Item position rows

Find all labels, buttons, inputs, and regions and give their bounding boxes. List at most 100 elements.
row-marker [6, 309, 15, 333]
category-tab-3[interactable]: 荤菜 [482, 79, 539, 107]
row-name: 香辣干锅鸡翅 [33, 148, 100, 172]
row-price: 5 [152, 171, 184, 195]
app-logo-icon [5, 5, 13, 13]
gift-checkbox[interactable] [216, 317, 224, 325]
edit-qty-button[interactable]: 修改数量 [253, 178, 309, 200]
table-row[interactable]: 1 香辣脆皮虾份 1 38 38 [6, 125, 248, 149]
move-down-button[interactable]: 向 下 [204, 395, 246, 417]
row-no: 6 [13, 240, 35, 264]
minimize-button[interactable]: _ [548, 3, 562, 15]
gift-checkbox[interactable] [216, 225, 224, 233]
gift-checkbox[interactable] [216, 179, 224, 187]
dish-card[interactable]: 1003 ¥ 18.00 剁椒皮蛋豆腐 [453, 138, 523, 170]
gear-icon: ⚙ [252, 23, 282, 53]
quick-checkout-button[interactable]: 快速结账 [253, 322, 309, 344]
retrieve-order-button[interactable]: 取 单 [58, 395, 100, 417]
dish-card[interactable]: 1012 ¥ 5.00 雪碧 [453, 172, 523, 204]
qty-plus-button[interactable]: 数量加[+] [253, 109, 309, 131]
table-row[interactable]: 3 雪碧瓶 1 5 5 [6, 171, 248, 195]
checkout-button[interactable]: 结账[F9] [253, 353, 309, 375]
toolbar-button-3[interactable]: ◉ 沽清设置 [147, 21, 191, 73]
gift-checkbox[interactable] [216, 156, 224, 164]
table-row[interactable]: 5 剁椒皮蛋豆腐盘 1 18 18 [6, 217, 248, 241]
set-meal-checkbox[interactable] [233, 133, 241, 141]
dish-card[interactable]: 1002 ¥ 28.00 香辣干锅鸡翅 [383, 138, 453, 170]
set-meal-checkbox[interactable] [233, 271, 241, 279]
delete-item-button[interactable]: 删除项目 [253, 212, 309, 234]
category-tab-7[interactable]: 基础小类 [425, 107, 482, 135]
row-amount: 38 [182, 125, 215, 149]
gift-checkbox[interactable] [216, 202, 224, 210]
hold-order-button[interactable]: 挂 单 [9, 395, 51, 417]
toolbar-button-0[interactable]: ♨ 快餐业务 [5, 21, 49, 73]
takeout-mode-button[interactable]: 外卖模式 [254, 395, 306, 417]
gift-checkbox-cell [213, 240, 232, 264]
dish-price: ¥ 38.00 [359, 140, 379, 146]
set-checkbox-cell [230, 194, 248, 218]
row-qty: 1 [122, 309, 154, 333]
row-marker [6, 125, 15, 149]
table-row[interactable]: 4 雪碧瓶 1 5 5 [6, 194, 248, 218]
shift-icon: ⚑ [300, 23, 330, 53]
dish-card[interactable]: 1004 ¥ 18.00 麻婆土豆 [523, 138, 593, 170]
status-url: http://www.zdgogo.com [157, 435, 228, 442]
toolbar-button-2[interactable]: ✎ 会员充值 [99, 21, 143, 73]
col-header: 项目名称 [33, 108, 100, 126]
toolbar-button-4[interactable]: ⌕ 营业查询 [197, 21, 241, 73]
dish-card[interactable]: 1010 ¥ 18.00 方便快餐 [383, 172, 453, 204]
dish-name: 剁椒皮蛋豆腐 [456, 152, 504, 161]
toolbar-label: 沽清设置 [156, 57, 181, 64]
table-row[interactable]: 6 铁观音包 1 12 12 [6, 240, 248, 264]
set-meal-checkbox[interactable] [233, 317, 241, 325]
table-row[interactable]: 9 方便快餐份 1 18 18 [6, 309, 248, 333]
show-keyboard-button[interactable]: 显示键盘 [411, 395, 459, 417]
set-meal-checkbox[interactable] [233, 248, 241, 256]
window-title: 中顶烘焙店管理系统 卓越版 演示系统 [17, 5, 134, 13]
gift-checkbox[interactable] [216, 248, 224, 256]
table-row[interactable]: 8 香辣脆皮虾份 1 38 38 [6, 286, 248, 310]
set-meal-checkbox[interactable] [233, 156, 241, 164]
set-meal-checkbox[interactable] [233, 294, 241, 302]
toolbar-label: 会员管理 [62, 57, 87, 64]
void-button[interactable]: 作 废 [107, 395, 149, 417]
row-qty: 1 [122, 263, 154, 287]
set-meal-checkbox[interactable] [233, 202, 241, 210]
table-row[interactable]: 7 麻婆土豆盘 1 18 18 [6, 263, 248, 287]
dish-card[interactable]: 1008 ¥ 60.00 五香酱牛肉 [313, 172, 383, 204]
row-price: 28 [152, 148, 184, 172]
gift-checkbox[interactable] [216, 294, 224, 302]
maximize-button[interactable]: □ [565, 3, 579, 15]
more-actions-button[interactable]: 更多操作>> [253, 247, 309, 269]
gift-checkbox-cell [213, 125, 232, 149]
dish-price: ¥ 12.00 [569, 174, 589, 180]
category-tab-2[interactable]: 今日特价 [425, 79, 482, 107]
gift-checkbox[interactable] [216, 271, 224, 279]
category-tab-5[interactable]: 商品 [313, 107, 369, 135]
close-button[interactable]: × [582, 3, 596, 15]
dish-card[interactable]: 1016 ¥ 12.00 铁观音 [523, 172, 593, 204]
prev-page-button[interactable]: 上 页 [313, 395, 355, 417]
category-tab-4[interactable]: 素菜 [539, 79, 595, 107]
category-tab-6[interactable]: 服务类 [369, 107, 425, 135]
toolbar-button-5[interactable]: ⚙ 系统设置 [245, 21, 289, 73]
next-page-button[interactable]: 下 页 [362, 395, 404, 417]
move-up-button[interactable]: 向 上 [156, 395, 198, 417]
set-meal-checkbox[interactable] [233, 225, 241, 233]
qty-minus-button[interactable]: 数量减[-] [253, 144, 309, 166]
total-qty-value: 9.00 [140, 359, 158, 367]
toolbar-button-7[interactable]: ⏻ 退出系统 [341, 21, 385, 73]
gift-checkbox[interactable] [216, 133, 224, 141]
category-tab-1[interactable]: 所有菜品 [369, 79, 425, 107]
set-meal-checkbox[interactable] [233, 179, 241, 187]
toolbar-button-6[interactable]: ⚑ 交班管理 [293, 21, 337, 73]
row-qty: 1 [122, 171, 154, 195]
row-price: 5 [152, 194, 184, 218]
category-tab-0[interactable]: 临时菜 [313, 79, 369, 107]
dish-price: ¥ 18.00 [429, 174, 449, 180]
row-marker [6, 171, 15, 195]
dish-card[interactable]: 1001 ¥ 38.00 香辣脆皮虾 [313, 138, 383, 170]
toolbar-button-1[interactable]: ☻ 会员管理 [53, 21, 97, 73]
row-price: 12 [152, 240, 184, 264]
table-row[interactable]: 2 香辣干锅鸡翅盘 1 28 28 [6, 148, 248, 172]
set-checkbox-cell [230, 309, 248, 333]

▶ _What you have to do_
Please reproduce the rows above line for line, without changing anything.

▶ _Answer to this problem_
Find all labels, buttons, inputs, and regions and give their bounding boxes. List at most 100 elements.
row-marker [6, 309, 15, 333]
category-tab-3[interactable]: 荤菜 [482, 79, 539, 107]
row-name: 香辣干锅鸡翅 [33, 148, 100, 172]
row-price: 5 [152, 171, 184, 195]
app-logo-icon [5, 5, 13, 13]
gift-checkbox[interactable] [216, 317, 224, 325]
edit-qty-button[interactable]: 修改数量 [253, 178, 309, 200]
table-row[interactable]: 1 香辣脆皮虾份 1 38 38 [6, 125, 248, 149]
move-down-button[interactable]: 向 下 [204, 395, 246, 417]
row-no: 6 [13, 240, 35, 264]
minimize-button[interactable]: _ [548, 3, 562, 15]
gift-checkbox[interactable] [216, 225, 224, 233]
gift-checkbox[interactable] [216, 179, 224, 187]
dish-card[interactable]: 1003 ¥ 18.00 剁椒皮蛋豆腐 [453, 138, 523, 170]
gear-icon: ⚙ [252, 23, 282, 53]
quick-checkout-button[interactable]: 快速结账 [253, 322, 309, 344]
retrieve-order-button[interactable]: 取 单 [58, 395, 100, 417]
dish-card[interactable]: 1012 ¥ 5.00 雪碧 [453, 172, 523, 204]
qty-plus-button[interactable]: 数量加[+] [253, 109, 309, 131]
table-row[interactable]: 3 雪碧瓶 1 5 5 [6, 171, 248, 195]
checkout-button[interactable]: 结账[F9] [253, 353, 309, 375]
toolbar-button-3[interactable]: ◉ 沽清设置 [147, 21, 191, 73]
gift-checkbox[interactable] [216, 156, 224, 164]
table-row[interactable]: 5 剁椒皮蛋豆腐盘 1 18 18 [6, 217, 248, 241]
set-meal-checkbox[interactable] [233, 133, 241, 141]
dish-card[interactable]: 1002 ¥ 28.00 香辣干锅鸡翅 [383, 138, 453, 170]
set-meal-checkbox[interactable] [233, 271, 241, 279]
delete-item-button[interactable]: 删除项目 [253, 212, 309, 234]
category-tab-7[interactable]: 基础小类 [425, 107, 482, 135]
row-amount: 38 [182, 125, 215, 149]
gift-checkbox[interactable] [216, 202, 224, 210]
hold-order-button[interactable]: 挂 单 [9, 395, 51, 417]
toolbar-button-0[interactable]: ♨ 快餐业务 [5, 21, 49, 73]
takeout-mode-button[interactable]: 外卖模式 [254, 395, 306, 417]
gift-checkbox-cell [213, 240, 232, 264]
dish-price: ¥ 38.00 [359, 140, 379, 146]
set-checkbox-cell [230, 194, 248, 218]
row-qty: 1 [122, 309, 154, 333]
row-marker [6, 125, 15, 149]
table-row[interactable]: 4 雪碧瓶 1 5 5 [6, 194, 248, 218]
shift-icon: ⚑ [300, 23, 330, 53]
dish-card[interactable]: 1004 ¥ 18.00 麻婆土豆 [523, 138, 593, 170]
status-url: http://www.zdgogo.com [157, 435, 228, 442]
toolbar-button-2[interactable]: ✎ 会员充值 [99, 21, 143, 73]
col-header: 项目名称 [33, 108, 100, 126]
toolbar-button-4[interactable]: ⌕ 营业查询 [197, 21, 241, 73]
dish-card[interactable]: 1010 ¥ 18.00 方便快餐 [383, 172, 453, 204]
dish-name: 剁椒皮蛋豆腐 [456, 152, 504, 161]
toolbar-label: 沽清设置 [156, 57, 181, 64]
table-row[interactable]: 6 铁观音包 1 12 12 [6, 240, 248, 264]
set-meal-checkbox[interactable] [233, 317, 241, 325]
table-row[interactable]: 9 方便快餐份 1 18 18 [6, 309, 248, 333]
show-keyboard-button[interactable]: 显示键盘 [411, 395, 459, 417]
set-meal-checkbox[interactable] [233, 248, 241, 256]
window-title: 中顶烘焙店管理系统 卓越版 演示系统 [17, 5, 134, 13]
gift-checkbox[interactable] [216, 248, 224, 256]
table-row[interactable]: 8 香辣脆皮虾份 1 38 38 [6, 286, 248, 310]
set-meal-checkbox[interactable] [233, 156, 241, 164]
set-meal-checkbox[interactable] [233, 294, 241, 302]
toolbar-label: 会员管理 [62, 57, 87, 64]
void-button[interactable]: 作 废 [107, 395, 149, 417]
row-qty: 1 [122, 263, 154, 287]
set-meal-checkbox[interactable] [233, 202, 241, 210]
table-row[interactable]: 7 麻婆土豆盘 1 18 18 [6, 263, 248, 287]
dish-card[interactable]: 1008 ¥ 60.00 五香酱牛肉 [313, 172, 383, 204]
row-price: 28 [152, 148, 184, 172]
gift-checkbox[interactable] [216, 294, 224, 302]
maximize-button[interactable]: □ [565, 3, 579, 15]
more-actions-button[interactable]: 更多操作>> [253, 247, 309, 269]
gift-checkbox-cell [213, 125, 232, 149]
dish-price: ¥ 12.00 [569, 174, 589, 180]
category-tab-2[interactable]: 今日特价 [425, 79, 482, 107]
gift-checkbox[interactable] [216, 271, 224, 279]
category-tab-5[interactable]: 商品 [313, 107, 369, 135]
close-button[interactable]: × [582, 3, 596, 15]
dish-card[interactable]: 1016 ¥ 12.00 铁观音 [523, 172, 593, 204]
prev-page-button[interactable]: 上 页 [313, 395, 355, 417]
category-tab-4[interactable]: 素菜 [539, 79, 595, 107]
category-tab-6[interactable]: 服务类 [369, 107, 425, 135]
toolbar-button-5[interactable]: ⚙ 系统设置 [245, 21, 289, 73]
next-page-button[interactable]: 下 页 [362, 395, 404, 417]
move-up-button[interactable]: 向 上 [156, 395, 198, 417]
set-meal-checkbox[interactable] [233, 225, 241, 233]
qty-minus-button[interactable]: 数量减[-] [253, 144, 309, 166]
total-qty-value: 9.00 [140, 359, 158, 367]
toolbar-button-7[interactable]: ⏻ 退出系统 [341, 21, 385, 73]
gift-checkbox[interactable] [216, 133, 224, 141]
category-tab-1[interactable]: 所有菜品 [369, 79, 425, 107]
set-meal-checkbox[interactable] [233, 179, 241, 187]
toolbar-button-6[interactable]: ⚑ 交班管理 [293, 21, 337, 73]
row-qty: 1 [122, 171, 154, 195]
row-price: 5 [152, 194, 184, 218]
category-tab-0[interactable]: 临时菜 [313, 79, 369, 107]
dish-price: ¥ 18.00 [429, 174, 449, 180]
row-marker [6, 171, 15, 195]
dish-card[interactable]: 1001 ¥ 38.00 香辣脆皮虾 [313, 138, 383, 170]
toolbar-button-1[interactable]: ☻ 会员管理 [53, 21, 97, 73]
row-price: 12 [152, 240, 184, 264]
table-row[interactable]: 2 香辣干锅鸡翅盘 1 28 28 [6, 148, 248, 172]
set-checkbox-cell [230, 309, 248, 333]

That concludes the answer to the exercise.